- **Provided text**

And the whole walk is sprinkled with poems, paintings and photography hanging in in waterproof cases .
All of this is part of “Autumn Wood: a Forest Renga,” an art installation curated by Middlebury resident Rachel Baird. The art will be up until Oct. 27 at the Trail Around Middlebury off Route 30 just south of the golf course.
Pieces of eco-sculpture mix with written work on the eighth-of-a-mile section of trail between Route 30 and Route 125, dropping west from the road into a forested hollow.
“Autumn Wood” is a variation on the Japanese style of collaborative poetry called renga. The piece includes work from more than 20 participating Vermont poets and artists, including Middlebury College students, faculty and alumnus.
“A renga is like a conversation in poetry,” Baird said. “I wrote the seed poem and asked for written and visual responses.”
Baird organized the poems and art to hang on the trail, then added eco-art with a group of friends.
“It starts in a very contemplative mood, then gets a little darker as you drop down, and finishes on an ecstatic note,” Baird said. “It also captures the changing qualities of autumn, from September to November.”
The eco-art isn’t labeled, and you have to look hard to find some pieces. The human pieces are unexpected, but there are a lot of unexpected things about the natural environment, too — bark fungi, mossy chunks of limestone and fallen leaves.

- **Supplied entries**
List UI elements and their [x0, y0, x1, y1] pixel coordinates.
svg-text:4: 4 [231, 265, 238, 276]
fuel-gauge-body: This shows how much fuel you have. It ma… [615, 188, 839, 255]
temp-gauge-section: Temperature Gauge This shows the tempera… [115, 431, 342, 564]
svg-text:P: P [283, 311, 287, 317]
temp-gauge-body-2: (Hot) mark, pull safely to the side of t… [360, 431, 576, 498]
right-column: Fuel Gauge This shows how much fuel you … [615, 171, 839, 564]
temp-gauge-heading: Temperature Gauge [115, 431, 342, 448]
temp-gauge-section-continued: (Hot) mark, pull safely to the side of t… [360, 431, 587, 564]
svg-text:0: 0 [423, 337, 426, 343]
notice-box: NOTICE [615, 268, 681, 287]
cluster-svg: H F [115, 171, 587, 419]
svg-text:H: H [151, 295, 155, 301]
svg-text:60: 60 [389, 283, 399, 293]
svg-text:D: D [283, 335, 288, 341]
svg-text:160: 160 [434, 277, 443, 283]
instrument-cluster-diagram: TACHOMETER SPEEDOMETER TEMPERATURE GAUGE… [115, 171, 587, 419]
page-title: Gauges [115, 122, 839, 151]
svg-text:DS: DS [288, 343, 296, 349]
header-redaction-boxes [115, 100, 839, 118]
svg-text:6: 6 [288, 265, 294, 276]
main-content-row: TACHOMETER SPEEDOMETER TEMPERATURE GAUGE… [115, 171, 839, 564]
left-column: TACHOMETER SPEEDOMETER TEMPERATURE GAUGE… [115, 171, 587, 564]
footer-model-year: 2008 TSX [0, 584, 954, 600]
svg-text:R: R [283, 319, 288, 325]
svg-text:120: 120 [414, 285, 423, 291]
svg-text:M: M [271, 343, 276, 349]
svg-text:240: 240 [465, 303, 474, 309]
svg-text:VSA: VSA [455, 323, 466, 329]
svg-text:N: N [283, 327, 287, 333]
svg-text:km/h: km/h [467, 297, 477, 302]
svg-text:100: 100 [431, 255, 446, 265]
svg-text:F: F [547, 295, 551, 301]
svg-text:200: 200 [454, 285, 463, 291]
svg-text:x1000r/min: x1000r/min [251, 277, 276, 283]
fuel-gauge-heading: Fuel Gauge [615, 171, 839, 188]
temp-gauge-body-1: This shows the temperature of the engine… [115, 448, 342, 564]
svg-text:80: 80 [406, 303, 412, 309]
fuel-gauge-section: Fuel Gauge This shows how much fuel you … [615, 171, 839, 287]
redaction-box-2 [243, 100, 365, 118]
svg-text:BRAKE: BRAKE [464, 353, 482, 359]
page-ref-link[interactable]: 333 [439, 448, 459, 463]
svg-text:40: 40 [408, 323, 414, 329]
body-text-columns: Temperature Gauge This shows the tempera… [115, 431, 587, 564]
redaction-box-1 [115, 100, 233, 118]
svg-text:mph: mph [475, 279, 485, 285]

- **Request**
Using the text about the forest renga, answer each question briefly:
1. Until what date will the art be up on the trail?
2. How long is the trail section that holds the eco-sculpture and written work?
3. How many participating Vermont poets and artists does the piece include?
The listing has no connection to the text about the forest renga.

- **Reply to the task**
1. Oct. 27
2. An eighth of a mile
3. More than 20